To be done:
Give an exact copy of every line, leaving images out.

Source material:
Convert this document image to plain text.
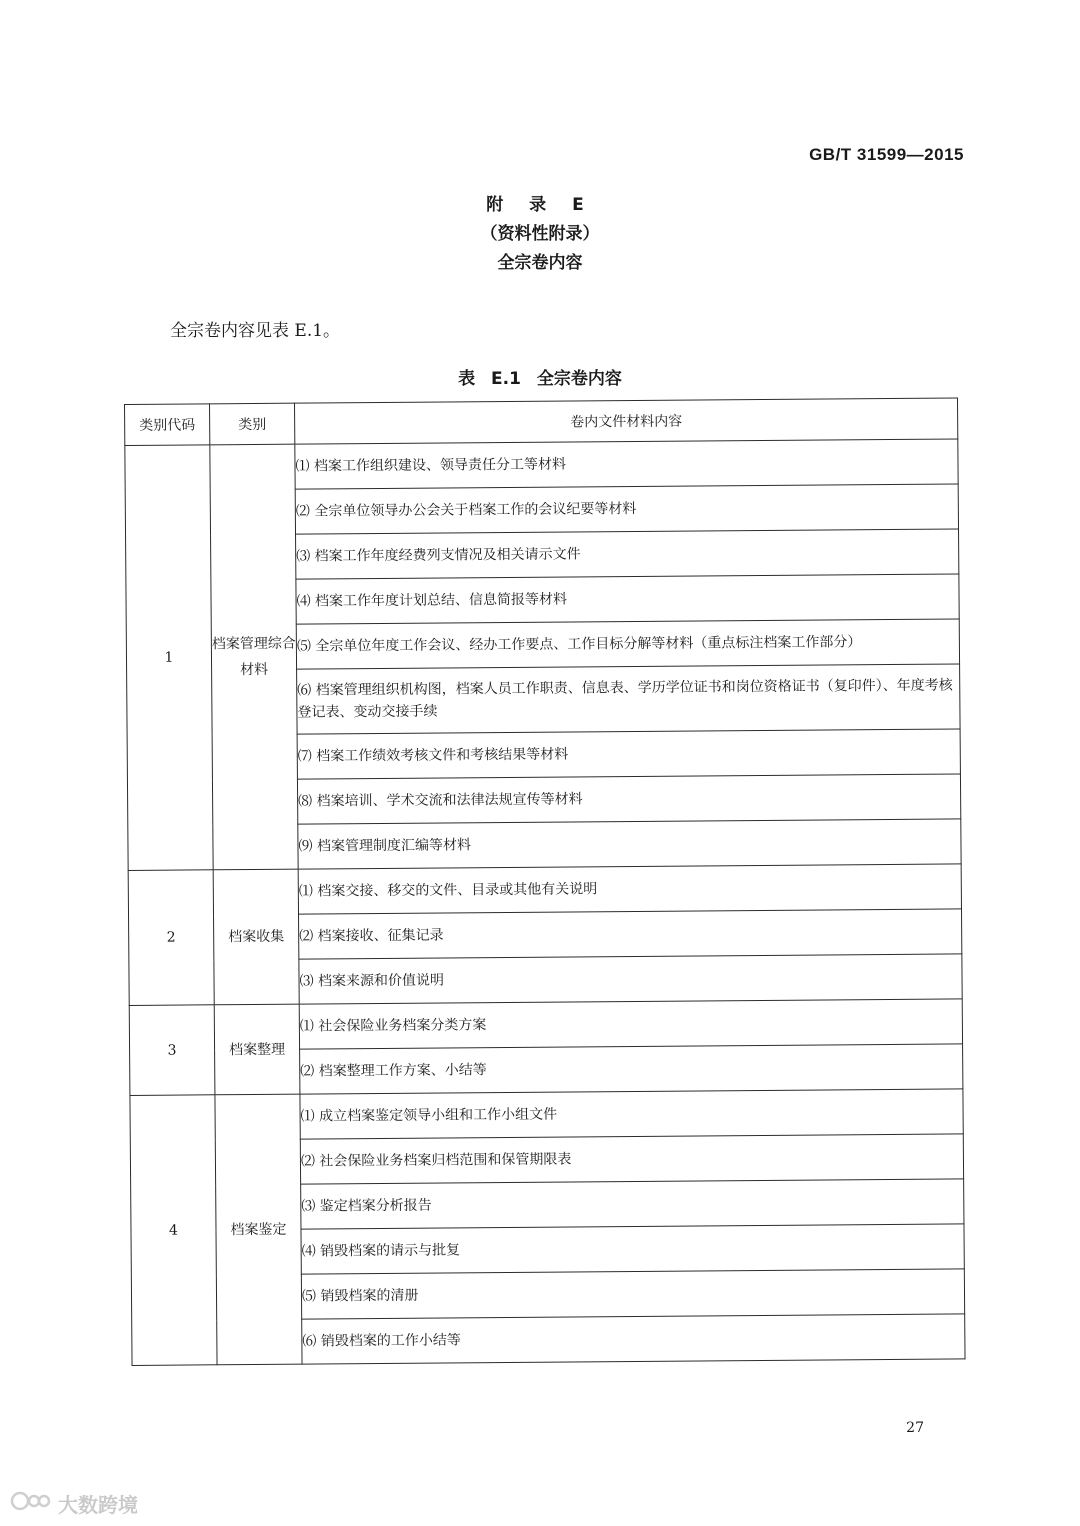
GB/T 31599—2015
附 录 E
（资料性附录）
全宗卷内容
全宗卷内容见表 E.1。
表 E.1 全宗卷内容
类别代码	类别	卷内文件材料内容
1	档案管理综合材料	⑴ 档案工作组织建设、领导责任分工等材料
		⑵ 全宗单位领导办公会关于档案工作的会议纪要等材料
		⑶ 档案工作年度经费列支情况及相关请示文件
		⑷ 档案工作年度计划总结、信息简报等材料
		⑸ 全宗单位年度工作会议、经办工作要点、工作目标分解等材料（重点标注档案工作部分）
		⑹ 档案管理组织机构图，档案人员工作职责、信息表、学历学位证书和岗位资格证书（复印件）、年度考核登记表、变动交接手续
		⑺ 档案工作绩效考核文件和考核结果等材料
		⑻ 档案培训、学术交流和法律法规宣传等材料
		⑼ 档案管理制度汇编等材料
2	档案收集	⑴ 档案交接、移交的文件、目录或其他有关说明
		⑵ 档案接收、征集记录
		⑶ 档案来源和价值说明
3	档案整理	⑴ 社会保险业务档案分类方案
		⑵ 档案整理工作方案、小结等
4	档案鉴定	⑴ 成立档案鉴定领导小组和工作小组文件
		⑵ 社会保险业务档案归档范围和保管期限表
		⑶ 鉴定档案分析报告
		⑷ 销毁档案的请示与批复
		⑸ 销毁档案的清册
		⑹ 销毁档案的工作小结等
27
大数跨境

Answer for this exercise:
Convert this document image to plain text.
GB/T 31599—2015
附 录 E
（资料性附录）
全宗卷内容
全宗卷内容见表 E.1。
表 E.1 全宗卷内容
类别代码	类别	卷内文件材料内容
1	档案管理综合材料	⑴ 档案工作组织建设、领导责任分工等材料
		⑵ 全宗单位领导办公会关于档案工作的会议纪要等材料
		⑶ 档案工作年度经费列支情况及相关请示文件
		⑷ 档案工作年度计划总结、信息简报等材料
		⑸ 全宗单位年度工作会议、经办工作要点、工作目标分解等材料（重点标注档案工作部分）
		⑹ 档案管理组织机构图，档案人员工作职责、信息表、学历学位证书和岗位资格证书（复印件）、年度考核登记表、变动交接手续
		⑺ 档案工作绩效考核文件和考核结果等材料
		⑻ 档案培训、学术交流和法律法规宣传等材料
		⑼ 档案管理制度汇编等材料
2	档案收集	⑴ 档案交接、移交的文件、目录或其他有关说明
		⑵ 档案接收、征集记录
		⑶ 档案来源和价值说明
3	档案整理	⑴ 社会保险业务档案分类方案
		⑵ 档案整理工作方案、小结等
4	档案鉴定	⑴ 成立档案鉴定领导小组和工作小组文件
		⑵ 社会保险业务档案归档范围和保管期限表
		⑶ 鉴定档案分析报告
		⑷ 销毁档案的请示与批复
		⑸ 销毁档案的清册
		⑹ 销毁档案的工作小结等
27
大数跨境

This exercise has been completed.